Task details — Identify the lines that contain the string "Тыва" and copy all of them.

Extracted information —
►
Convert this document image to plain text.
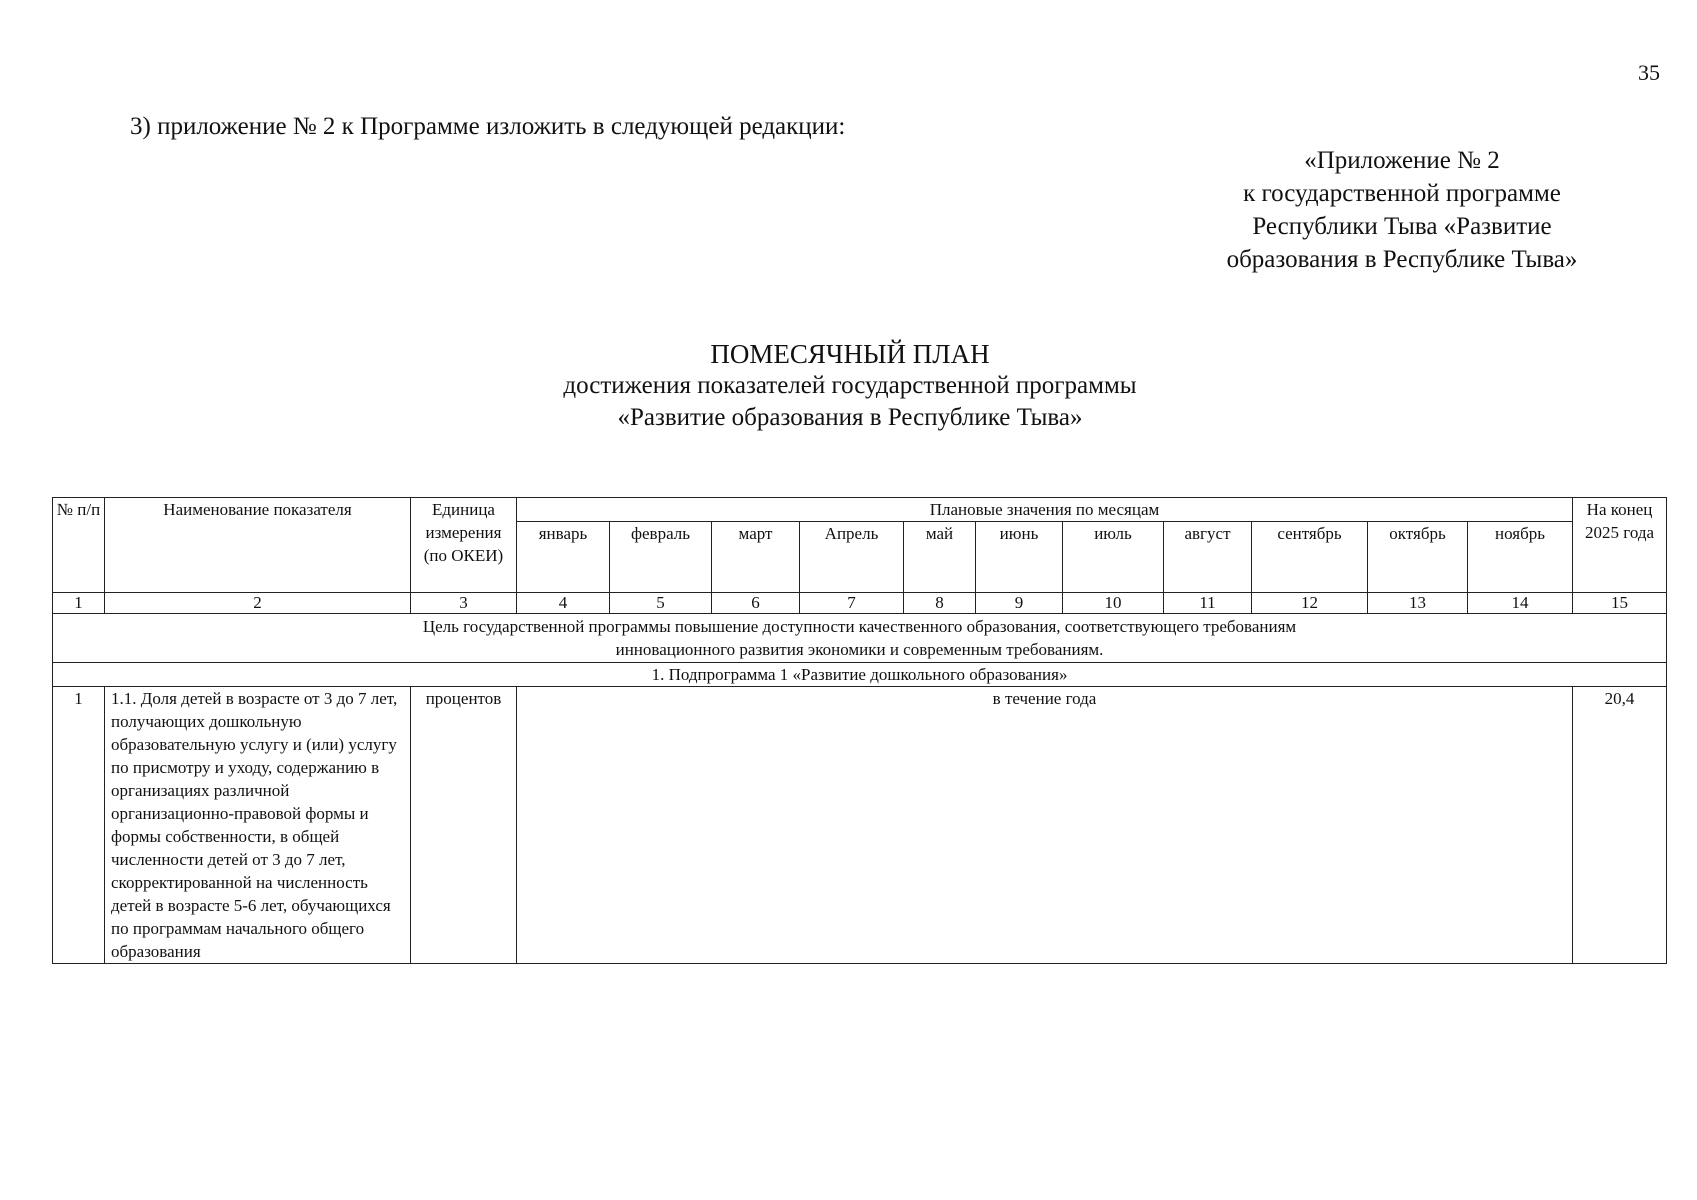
35
3) приложение № 2 к Программе изложить в следующей редакции:
«Приложение № 2
к государственной программе
Республики Тыва «Развитие
образования в Республике Тыва»
ПОМЕСЯЧНЫЙ ПЛАН
достижения показателей государственной программы
«Развитие образования в Республике Тыва»
№ п/п	Наименование показателя	Единица измерения (по ОКЕИ)	Плановые значения по месяцам											На конец 2025 года
			январь	февраль	март	Апрель	май	июнь	июль	август	сентябрь	октябрь	ноябрь	
1	2	3	4	5	6	7	8	9	10	11	12	13	14	15
Цель государственной программы повышение доступности качественного образования, соответствующего требованиям инновационного развития экономики и современным требованиям.														
1. Подпрограмма 1 «Развитие дошкольного образования»														
1	1.1. Доля детей в возрасте от 3 до 7 лет, получающих дошкольную образовательную услугу и (или) услугу по присмотру и уходу, содержанию в организациях различной организационно-правовой формы и формы собственности, в общей численности детей от 3 до 7 лет, скорректированной на численность детей в возрасте 5-6 лет, обучающихся по программам начального общего образования	процентов	в течение года											20,4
◄
Completed exercise —
Республики Тыва «Развитие
образования в Республике Тыва»
«Развитие образования в Республике Тыва»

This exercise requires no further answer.